(Collected data)
====

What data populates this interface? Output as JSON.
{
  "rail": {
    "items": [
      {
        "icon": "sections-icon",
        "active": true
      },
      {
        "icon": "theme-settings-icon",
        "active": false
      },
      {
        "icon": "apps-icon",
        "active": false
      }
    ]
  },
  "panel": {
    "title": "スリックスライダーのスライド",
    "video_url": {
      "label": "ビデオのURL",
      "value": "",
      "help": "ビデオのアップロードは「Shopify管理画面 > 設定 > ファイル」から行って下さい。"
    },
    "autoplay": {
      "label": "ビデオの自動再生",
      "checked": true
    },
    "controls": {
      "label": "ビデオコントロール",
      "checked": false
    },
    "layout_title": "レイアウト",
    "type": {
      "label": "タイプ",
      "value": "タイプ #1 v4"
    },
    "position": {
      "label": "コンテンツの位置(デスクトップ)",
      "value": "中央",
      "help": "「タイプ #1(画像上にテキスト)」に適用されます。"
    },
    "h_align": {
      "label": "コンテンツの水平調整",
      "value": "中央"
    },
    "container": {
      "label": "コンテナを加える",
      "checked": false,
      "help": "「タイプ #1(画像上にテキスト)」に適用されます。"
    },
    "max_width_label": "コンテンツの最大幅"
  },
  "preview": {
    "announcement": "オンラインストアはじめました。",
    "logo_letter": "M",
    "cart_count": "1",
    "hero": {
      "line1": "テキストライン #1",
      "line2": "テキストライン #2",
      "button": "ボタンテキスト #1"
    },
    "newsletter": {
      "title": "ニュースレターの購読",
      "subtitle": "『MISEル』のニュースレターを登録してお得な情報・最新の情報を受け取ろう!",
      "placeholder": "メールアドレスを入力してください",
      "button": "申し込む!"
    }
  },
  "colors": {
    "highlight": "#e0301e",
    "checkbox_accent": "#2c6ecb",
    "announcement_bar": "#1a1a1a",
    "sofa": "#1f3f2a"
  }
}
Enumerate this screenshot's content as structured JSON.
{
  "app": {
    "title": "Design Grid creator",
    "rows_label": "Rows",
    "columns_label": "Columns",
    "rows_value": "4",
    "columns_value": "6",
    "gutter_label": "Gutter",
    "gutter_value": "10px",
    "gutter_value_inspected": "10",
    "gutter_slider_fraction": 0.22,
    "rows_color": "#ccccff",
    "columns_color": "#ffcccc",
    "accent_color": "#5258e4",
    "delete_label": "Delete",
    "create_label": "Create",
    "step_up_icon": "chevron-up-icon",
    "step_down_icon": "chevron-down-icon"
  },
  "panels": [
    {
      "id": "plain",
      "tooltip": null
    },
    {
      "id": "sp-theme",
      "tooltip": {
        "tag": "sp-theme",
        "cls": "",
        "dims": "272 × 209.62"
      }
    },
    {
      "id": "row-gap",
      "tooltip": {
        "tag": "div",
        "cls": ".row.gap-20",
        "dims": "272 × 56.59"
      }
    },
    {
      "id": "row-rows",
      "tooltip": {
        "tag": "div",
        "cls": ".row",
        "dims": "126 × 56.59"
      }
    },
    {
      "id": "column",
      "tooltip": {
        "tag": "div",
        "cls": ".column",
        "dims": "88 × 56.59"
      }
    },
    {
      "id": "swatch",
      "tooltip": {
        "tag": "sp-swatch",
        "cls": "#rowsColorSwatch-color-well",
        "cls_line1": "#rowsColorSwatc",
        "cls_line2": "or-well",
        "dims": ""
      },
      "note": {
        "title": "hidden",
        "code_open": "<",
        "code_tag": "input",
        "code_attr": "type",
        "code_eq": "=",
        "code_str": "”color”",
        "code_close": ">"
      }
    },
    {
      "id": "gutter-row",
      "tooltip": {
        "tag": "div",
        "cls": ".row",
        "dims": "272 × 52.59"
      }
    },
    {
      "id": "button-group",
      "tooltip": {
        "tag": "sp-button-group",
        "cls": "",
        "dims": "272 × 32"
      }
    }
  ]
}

====

Using the entries above, return each line that includes the word "theme".

EXERCISE RESULT>
        "icon": "theme-settings-icon",
      "id": "sp-theme",
        "tag": "sp-theme",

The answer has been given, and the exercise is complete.